▶ [PROVIDED DATA]
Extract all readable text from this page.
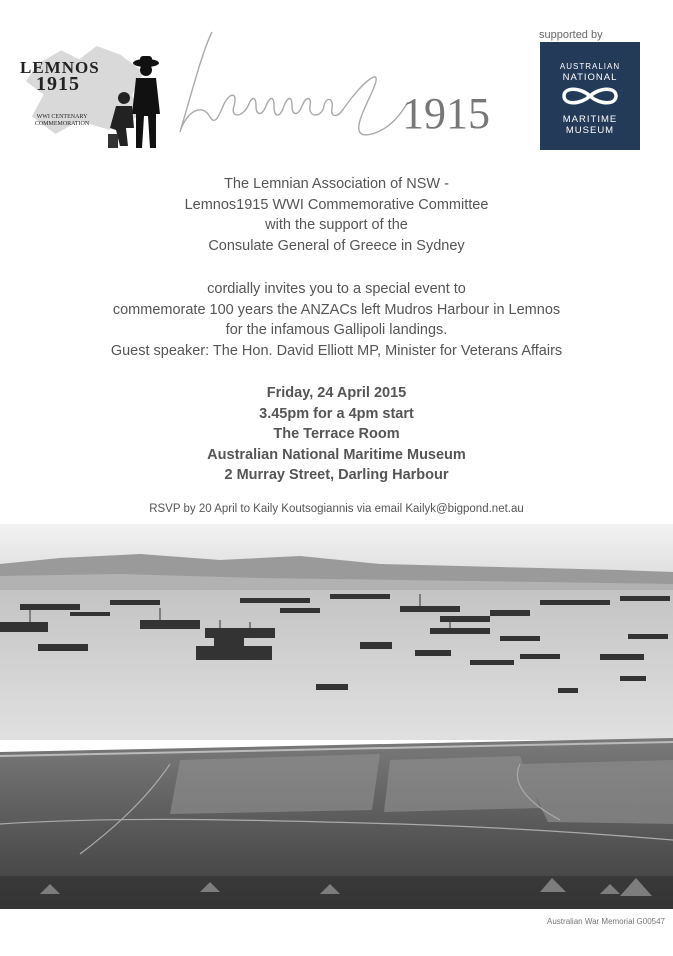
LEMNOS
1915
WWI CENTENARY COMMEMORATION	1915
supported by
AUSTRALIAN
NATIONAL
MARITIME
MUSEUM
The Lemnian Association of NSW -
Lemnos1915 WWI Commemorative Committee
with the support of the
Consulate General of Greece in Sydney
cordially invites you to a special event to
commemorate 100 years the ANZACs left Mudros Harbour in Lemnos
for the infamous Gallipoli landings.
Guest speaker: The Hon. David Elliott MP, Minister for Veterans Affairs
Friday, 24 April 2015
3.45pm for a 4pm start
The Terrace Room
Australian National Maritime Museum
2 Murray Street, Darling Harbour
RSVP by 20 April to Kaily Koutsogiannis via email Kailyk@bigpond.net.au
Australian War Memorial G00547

▶ [CHALLENGE]
Without the pictures, repeat the listing above exactly.

▶ [RESPONSE TO THE EXERCISE]
Extract all readable text from this page.
LEMNOS
1915
WWI CENTENARY COMMEMORATION	1915
supported by
AUSTRALIAN
NATIONAL
MARITIME
MUSEUM
The Lemnian Association of NSW -
Lemnos1915 WWI Commemorative Committee
with the support of the
Consulate General of Greece in Sydney
cordially invites you to a special event to
commemorate 100 years the ANZACs left Mudros Harbour in Lemnos
for the infamous Gallipoli landings.
Guest speaker: The Hon. David Elliott MP, Minister for Veterans Affairs
Friday, 24 April 2015
3.45pm for a 4pm start
The Terrace Room
Australian National Maritime Museum
2 Murray Street, Darling Harbour
RSVP by 20 April to Kaily Koutsogiannis via email Kailyk@bigpond.net.au
Australian War Memorial G00547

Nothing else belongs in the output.